[Collection entries]
==========
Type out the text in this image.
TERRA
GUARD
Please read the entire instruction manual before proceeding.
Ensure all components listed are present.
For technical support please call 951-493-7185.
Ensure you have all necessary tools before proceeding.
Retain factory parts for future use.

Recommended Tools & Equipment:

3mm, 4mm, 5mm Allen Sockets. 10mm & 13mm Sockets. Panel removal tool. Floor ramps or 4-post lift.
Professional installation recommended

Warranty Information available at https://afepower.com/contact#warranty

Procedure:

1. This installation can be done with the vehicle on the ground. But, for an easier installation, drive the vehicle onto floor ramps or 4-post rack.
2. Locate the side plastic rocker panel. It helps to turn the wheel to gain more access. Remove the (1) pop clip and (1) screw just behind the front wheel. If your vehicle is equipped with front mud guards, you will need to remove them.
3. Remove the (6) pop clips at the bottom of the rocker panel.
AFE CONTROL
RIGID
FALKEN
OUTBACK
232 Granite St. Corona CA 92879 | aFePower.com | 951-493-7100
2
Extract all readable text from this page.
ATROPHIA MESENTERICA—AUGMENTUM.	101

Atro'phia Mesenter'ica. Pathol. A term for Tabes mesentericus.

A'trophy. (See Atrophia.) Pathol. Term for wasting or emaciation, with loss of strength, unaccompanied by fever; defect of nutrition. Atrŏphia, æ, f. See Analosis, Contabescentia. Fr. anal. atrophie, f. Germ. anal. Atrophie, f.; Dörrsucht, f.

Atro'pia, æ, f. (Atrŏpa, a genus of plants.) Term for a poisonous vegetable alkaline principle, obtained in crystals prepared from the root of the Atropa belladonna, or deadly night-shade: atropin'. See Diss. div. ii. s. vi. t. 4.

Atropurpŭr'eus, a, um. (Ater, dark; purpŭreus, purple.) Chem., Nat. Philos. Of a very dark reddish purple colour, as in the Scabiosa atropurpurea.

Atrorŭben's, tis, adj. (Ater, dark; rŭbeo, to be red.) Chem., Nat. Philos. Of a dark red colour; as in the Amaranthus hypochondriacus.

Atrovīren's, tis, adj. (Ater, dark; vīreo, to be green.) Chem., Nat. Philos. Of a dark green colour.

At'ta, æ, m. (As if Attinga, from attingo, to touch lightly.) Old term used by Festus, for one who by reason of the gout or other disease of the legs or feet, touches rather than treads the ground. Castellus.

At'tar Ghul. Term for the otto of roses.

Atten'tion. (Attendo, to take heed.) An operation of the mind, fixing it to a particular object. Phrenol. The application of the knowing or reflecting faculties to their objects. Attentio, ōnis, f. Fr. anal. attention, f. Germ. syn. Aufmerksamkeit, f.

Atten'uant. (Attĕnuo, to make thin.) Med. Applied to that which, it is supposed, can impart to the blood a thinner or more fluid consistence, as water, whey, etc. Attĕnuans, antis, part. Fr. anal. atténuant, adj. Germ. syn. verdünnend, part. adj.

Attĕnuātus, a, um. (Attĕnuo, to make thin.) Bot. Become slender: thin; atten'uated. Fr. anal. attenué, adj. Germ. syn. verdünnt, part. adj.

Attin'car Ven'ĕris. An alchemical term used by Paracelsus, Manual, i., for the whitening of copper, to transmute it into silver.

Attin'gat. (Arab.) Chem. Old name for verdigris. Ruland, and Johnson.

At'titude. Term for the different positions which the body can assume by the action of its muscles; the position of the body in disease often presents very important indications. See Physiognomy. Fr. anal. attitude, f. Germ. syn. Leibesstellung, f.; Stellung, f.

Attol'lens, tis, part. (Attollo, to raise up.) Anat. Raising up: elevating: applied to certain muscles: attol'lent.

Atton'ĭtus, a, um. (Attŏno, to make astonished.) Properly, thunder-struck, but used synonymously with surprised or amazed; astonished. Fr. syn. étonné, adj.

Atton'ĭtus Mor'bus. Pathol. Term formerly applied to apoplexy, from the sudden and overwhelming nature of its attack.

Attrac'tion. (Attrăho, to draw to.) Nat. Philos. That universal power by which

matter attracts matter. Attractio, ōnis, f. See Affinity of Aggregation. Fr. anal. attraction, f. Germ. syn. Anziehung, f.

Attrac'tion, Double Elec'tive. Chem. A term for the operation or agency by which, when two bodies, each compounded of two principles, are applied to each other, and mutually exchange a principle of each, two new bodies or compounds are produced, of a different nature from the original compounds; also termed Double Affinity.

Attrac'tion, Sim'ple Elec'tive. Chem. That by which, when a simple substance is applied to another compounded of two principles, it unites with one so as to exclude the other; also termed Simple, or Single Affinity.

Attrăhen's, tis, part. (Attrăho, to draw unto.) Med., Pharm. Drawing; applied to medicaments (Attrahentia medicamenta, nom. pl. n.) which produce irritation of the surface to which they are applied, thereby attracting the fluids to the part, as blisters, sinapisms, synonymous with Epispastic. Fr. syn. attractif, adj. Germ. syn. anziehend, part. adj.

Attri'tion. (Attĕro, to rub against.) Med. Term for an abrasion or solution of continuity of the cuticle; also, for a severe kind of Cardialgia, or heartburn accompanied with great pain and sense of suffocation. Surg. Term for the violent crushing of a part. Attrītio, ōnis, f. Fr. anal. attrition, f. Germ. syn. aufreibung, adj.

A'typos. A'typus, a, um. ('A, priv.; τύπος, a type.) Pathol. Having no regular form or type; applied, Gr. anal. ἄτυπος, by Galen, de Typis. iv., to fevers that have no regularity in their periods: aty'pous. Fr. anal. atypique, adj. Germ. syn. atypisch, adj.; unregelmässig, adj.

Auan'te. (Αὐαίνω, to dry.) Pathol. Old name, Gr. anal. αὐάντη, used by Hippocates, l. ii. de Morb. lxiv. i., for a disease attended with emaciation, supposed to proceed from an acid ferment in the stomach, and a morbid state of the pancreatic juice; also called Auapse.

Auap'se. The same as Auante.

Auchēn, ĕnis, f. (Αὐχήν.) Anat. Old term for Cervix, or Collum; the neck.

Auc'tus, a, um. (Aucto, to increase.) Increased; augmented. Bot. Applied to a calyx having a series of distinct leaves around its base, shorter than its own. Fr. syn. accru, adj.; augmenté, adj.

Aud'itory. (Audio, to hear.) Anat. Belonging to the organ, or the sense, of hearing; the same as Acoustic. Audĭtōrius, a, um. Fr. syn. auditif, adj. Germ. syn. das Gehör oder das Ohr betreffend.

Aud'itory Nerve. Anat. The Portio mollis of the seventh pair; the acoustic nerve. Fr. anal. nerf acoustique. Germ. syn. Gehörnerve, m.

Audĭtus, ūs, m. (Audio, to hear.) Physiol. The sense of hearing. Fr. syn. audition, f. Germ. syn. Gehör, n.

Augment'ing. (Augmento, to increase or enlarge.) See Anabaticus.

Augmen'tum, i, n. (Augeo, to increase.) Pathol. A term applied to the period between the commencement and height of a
==========
Aim of the task
Gather each line from the entries above that includes the word "Remove".

Problem solution
2. Locate the side plastic rocker panel. It helps to turn the wheel to gain more access. Remove the (1) pop clip and (1) screw just behind the front wheel. If your vehicle is equipped with front mud guards, you will need to remove them.
3. Remove the (6) pop clips at the bottom of the rocker panel.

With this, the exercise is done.